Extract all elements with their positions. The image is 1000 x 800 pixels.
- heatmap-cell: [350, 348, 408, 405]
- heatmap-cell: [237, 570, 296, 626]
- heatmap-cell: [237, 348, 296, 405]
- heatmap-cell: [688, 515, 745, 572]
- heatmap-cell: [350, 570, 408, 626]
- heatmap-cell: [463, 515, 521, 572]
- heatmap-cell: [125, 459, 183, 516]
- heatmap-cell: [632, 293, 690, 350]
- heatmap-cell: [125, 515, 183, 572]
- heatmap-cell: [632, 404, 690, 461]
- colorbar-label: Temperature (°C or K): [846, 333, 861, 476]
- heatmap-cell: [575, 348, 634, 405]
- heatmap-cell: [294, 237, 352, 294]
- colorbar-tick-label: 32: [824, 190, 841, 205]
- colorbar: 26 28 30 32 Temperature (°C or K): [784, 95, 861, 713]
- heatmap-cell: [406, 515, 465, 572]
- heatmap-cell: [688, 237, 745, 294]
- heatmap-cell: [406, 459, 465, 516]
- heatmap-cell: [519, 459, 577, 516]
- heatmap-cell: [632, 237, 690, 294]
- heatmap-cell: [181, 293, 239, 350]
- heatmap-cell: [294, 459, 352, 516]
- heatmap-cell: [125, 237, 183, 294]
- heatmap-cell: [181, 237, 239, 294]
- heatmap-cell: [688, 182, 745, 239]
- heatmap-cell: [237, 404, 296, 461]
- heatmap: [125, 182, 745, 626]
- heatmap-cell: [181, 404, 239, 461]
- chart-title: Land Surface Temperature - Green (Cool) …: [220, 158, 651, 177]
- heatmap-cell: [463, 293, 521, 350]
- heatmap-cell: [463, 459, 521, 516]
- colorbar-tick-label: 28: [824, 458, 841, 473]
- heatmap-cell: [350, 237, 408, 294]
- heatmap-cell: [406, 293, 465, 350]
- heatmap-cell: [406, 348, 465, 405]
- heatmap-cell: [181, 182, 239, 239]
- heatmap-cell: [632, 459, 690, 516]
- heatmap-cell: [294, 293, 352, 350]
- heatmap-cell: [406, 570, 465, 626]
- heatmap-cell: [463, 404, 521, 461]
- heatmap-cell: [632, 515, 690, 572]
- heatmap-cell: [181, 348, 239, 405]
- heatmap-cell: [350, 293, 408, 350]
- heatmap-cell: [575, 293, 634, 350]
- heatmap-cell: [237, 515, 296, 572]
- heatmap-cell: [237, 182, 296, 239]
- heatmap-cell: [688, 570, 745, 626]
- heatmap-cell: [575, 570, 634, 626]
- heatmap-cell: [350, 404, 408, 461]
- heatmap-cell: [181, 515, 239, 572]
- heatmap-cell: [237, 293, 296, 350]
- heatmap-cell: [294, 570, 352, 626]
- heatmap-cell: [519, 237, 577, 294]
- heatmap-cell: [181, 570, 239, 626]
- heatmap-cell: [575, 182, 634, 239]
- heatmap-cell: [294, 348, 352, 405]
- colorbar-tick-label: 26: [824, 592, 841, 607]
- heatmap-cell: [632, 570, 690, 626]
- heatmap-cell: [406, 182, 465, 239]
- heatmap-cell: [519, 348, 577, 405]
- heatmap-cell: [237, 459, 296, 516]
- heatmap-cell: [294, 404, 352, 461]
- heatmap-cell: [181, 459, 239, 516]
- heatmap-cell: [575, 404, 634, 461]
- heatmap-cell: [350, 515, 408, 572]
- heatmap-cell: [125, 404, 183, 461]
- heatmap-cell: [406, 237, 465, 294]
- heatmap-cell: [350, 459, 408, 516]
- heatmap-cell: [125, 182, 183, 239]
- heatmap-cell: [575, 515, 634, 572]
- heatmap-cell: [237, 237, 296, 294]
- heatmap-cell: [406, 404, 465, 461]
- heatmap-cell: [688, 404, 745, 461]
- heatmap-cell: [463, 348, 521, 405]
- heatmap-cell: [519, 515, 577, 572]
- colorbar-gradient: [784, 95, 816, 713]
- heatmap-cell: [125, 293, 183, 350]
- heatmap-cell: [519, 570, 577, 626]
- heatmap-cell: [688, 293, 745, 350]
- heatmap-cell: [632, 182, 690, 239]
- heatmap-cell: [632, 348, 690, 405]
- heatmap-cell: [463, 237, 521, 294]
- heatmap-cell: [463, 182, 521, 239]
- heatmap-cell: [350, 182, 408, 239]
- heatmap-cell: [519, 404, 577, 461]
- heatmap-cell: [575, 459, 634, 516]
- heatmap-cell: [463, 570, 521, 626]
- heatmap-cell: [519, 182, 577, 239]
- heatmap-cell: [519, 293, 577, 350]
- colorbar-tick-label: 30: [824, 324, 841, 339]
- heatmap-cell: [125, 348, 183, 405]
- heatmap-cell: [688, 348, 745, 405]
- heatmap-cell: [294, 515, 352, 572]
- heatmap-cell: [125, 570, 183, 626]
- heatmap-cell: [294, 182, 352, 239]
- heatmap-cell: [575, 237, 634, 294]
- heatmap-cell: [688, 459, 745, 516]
========================================
# Aim of the task
Copy out every line of the listing above, character for character and in the same order.

# Response to this exercise
Extract all elements with their positions. The image is 1000 x 800 pixels.
- heatmap-cell: [350, 348, 408, 405]
- heatmap-cell: [237, 570, 296, 626]
- heatmap-cell: [237, 348, 296, 405]
- heatmap-cell: [688, 515, 745, 572]
- heatmap-cell: [350, 570, 408, 626]
- heatmap-cell: [463, 515, 521, 572]
- heatmap-cell: [125, 459, 183, 516]
- heatmap-cell: [632, 293, 690, 350]
- heatmap-cell: [125, 515, 183, 572]
- heatmap-cell: [632, 404, 690, 461]
- colorbar-label: Temperature (°C or K): [846, 333, 861, 476]
- heatmap-cell: [575, 348, 634, 405]
- heatmap-cell: [294, 237, 352, 294]
- colorbar-tick-label: 32: [824, 190, 841, 205]
- colorbar: 26 28 30 32 Temperature (°C or K): [784, 95, 861, 713]
- heatmap-cell: [406, 515, 465, 572]
- heatmap-cell: [688, 237, 745, 294]
- heatmap-cell: [406, 459, 465, 516]
- heatmap-cell: [519, 459, 577, 516]
- heatmap-cell: [632, 237, 690, 294]
- heatmap-cell: [181, 293, 239, 350]
- heatmap-cell: [294, 459, 352, 516]
- heatmap-cell: [125, 237, 183, 294]
- heatmap-cell: [181, 237, 239, 294]
- heatmap-cell: [688, 182, 745, 239]
- heatmap-cell: [237, 404, 296, 461]
- heatmap: [125, 182, 745, 626]
- heatmap-cell: [181, 404, 239, 461]
- chart-title: Land Surface Temperature - Green (Cool) …: [220, 158, 651, 177]
- heatmap-cell: [463, 293, 521, 350]
- heatmap-cell: [463, 459, 521, 516]
- colorbar-tick-label: 28: [824, 458, 841, 473]
- heatmap-cell: [350, 237, 408, 294]
- heatmap-cell: [406, 293, 465, 350]
- heatmap-cell: [406, 348, 465, 405]
- heatmap-cell: [181, 182, 239, 239]
- heatmap-cell: [632, 459, 690, 516]
- heatmap-cell: [294, 293, 352, 350]
- heatmap-cell: [406, 570, 465, 626]
- heatmap-cell: [463, 404, 521, 461]
- heatmap-cell: [632, 515, 690, 572]
- heatmap-cell: [181, 348, 239, 405]
- heatmap-cell: [350, 293, 408, 350]
- heatmap-cell: [575, 293, 634, 350]
- heatmap-cell: [237, 515, 296, 572]
- heatmap-cell: [237, 182, 296, 239]
- heatmap-cell: [688, 570, 745, 626]
- heatmap-cell: [575, 570, 634, 626]
- heatmap-cell: [350, 404, 408, 461]
- heatmap-cell: [181, 515, 239, 572]
- heatmap-cell: [237, 293, 296, 350]
- heatmap-cell: [294, 570, 352, 626]
- heatmap-cell: [519, 237, 577, 294]
- heatmap-cell: [181, 570, 239, 626]
- heatmap-cell: [575, 182, 634, 239]
- heatmap-cell: [294, 348, 352, 405]
- colorbar-tick-label: 26: [824, 592, 841, 607]
- heatmap-cell: [632, 570, 690, 626]
- heatmap-cell: [406, 182, 465, 239]
- heatmap-cell: [519, 348, 577, 405]
- heatmap-cell: [237, 459, 296, 516]
- heatmap-cell: [294, 404, 352, 461]
- heatmap-cell: [181, 459, 239, 516]
- heatmap-cell: [575, 404, 634, 461]
- heatmap-cell: [350, 515, 408, 572]
- heatmap-cell: [125, 404, 183, 461]
- heatmap-cell: [406, 237, 465, 294]
- heatmap-cell: [350, 459, 408, 516]
- heatmap-cell: [125, 182, 183, 239]
- heatmap-cell: [575, 515, 634, 572]
- heatmap-cell: [237, 237, 296, 294]
- heatmap-cell: [406, 404, 465, 461]
- heatmap-cell: [688, 404, 745, 461]
- heatmap-cell: [463, 348, 521, 405]
- heatmap-cell: [519, 515, 577, 572]
- colorbar-gradient: [784, 95, 816, 713]
- heatmap-cell: [125, 293, 183, 350]
- heatmap-cell: [519, 570, 577, 626]
- heatmap-cell: [688, 293, 745, 350]
- heatmap-cell: [632, 182, 690, 239]
- heatmap-cell: [632, 348, 690, 405]
- heatmap-cell: [463, 237, 521, 294]
- heatmap-cell: [463, 182, 521, 239]
- heatmap-cell: [350, 182, 408, 239]
- heatmap-cell: [519, 404, 577, 461]
- heatmap-cell: [575, 459, 634, 516]
- heatmap-cell: [463, 570, 521, 626]
- heatmap-cell: [519, 182, 577, 239]
- heatmap-cell: [519, 293, 577, 350]
- colorbar-tick-label: 30: [824, 324, 841, 339]
- heatmap-cell: [125, 348, 183, 405]
- heatmap-cell: [688, 348, 745, 405]
- heatmap-cell: [294, 515, 352, 572]
- heatmap-cell: [125, 570, 183, 626]
- heatmap-cell: [294, 182, 352, 239]
- heatmap-cell: [575, 237, 634, 294]
- heatmap-cell: [688, 459, 745, 516]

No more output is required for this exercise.